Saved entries
* * * * * * *

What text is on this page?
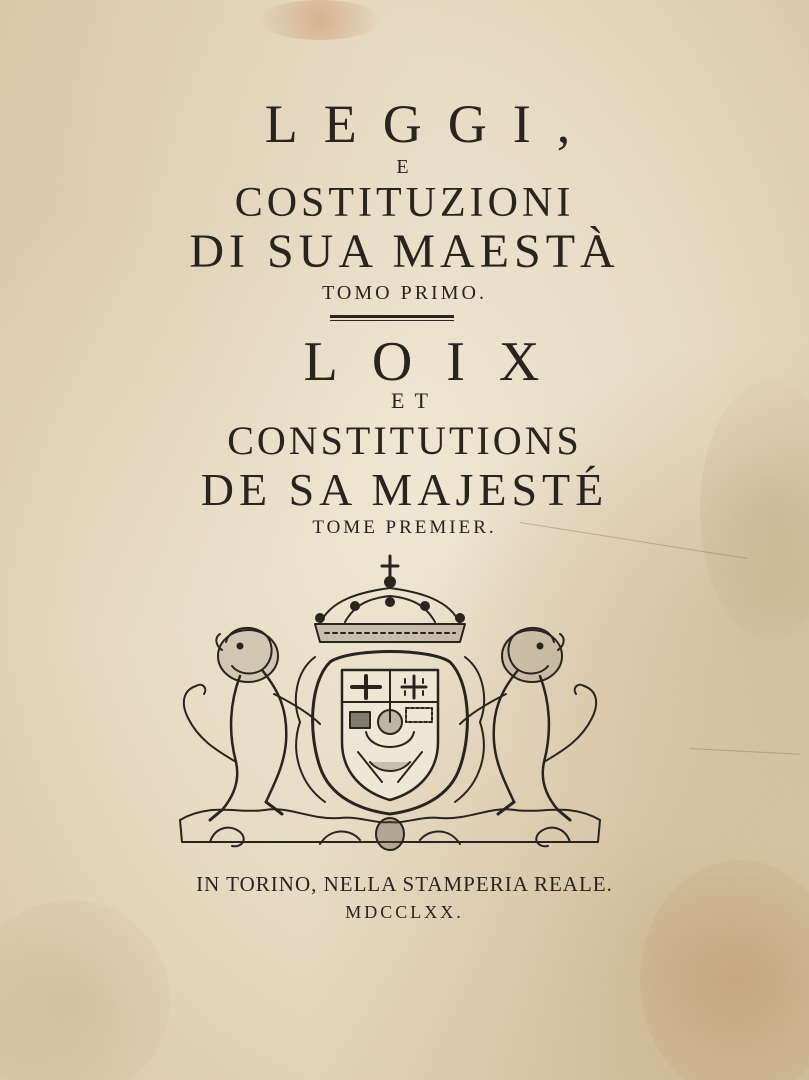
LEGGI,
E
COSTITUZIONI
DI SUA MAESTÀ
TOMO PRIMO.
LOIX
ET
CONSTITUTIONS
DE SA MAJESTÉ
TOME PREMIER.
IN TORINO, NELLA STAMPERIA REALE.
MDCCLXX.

* * * * * * *

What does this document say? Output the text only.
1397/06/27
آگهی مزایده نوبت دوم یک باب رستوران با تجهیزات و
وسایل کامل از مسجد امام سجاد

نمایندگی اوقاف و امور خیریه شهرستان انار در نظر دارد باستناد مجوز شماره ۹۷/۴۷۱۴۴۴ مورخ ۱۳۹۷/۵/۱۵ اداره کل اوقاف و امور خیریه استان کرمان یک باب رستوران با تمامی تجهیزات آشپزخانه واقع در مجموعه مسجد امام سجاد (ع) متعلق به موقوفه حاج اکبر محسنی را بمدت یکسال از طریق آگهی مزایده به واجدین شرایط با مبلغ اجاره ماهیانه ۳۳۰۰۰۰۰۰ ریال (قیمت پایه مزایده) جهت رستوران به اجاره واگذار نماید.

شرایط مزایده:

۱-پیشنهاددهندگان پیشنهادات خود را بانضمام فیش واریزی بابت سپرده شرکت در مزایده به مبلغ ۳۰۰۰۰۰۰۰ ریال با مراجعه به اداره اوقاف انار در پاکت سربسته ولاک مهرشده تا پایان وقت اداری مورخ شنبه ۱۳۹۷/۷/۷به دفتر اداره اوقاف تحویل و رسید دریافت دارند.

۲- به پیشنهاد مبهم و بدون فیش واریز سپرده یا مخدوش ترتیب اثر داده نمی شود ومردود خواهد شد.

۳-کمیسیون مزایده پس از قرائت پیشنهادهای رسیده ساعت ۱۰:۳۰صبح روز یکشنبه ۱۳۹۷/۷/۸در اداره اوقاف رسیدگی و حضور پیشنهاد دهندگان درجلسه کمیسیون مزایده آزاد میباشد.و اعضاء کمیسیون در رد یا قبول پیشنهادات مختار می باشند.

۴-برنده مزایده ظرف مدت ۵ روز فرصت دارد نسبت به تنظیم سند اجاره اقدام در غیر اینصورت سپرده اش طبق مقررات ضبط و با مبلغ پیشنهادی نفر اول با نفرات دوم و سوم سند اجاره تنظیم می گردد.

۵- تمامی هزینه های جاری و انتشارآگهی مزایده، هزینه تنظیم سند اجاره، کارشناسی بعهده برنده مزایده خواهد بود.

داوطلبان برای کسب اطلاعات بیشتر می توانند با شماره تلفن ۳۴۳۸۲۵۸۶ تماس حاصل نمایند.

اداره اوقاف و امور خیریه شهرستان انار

* * * * * * *

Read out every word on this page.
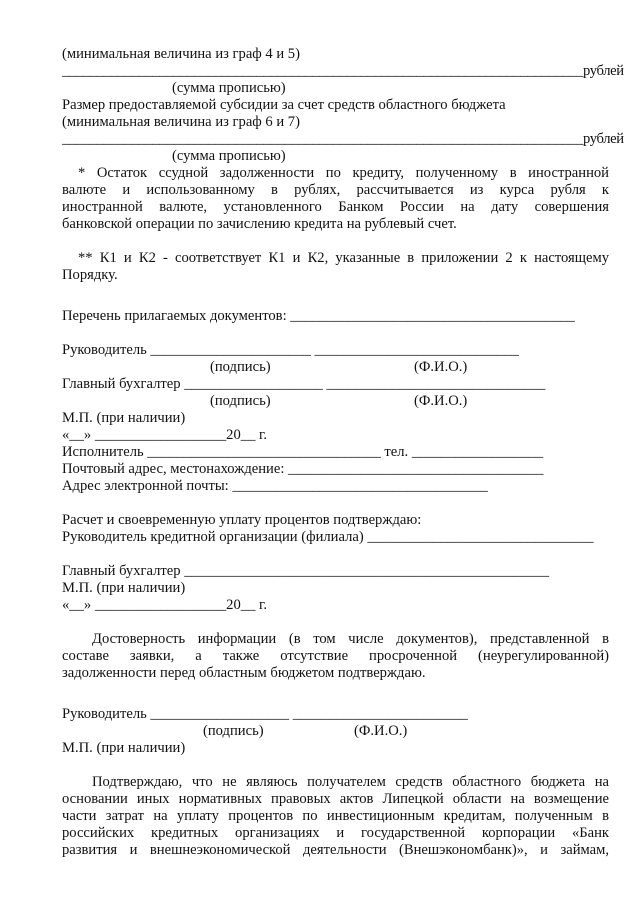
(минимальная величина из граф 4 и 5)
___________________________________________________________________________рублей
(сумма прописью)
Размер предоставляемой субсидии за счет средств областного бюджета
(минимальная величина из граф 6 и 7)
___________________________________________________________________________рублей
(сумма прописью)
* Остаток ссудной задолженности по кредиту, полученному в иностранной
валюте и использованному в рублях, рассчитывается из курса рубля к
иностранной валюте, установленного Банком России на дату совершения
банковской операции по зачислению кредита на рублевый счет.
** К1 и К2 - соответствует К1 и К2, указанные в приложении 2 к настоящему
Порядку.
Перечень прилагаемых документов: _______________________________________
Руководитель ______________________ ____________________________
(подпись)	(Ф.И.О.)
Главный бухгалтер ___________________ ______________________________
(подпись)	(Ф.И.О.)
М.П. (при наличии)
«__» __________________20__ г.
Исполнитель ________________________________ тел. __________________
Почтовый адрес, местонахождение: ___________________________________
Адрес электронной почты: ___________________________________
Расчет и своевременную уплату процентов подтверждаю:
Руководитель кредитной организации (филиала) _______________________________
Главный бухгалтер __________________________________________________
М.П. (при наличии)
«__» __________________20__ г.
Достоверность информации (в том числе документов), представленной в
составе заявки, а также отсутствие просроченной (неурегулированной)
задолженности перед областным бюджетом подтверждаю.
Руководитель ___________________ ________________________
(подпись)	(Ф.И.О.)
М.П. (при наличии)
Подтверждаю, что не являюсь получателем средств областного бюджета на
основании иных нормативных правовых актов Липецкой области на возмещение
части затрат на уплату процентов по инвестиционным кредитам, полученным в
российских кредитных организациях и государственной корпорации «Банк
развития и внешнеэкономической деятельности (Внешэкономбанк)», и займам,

* * * * * * *

* _What to produce_:
From the material above, gather all lines that include the string "документов" and copy them.

* _Task answer_:
Перечень прилагаемых документов: _______________________________________
Достоверность информации (в том числе документов), представленной в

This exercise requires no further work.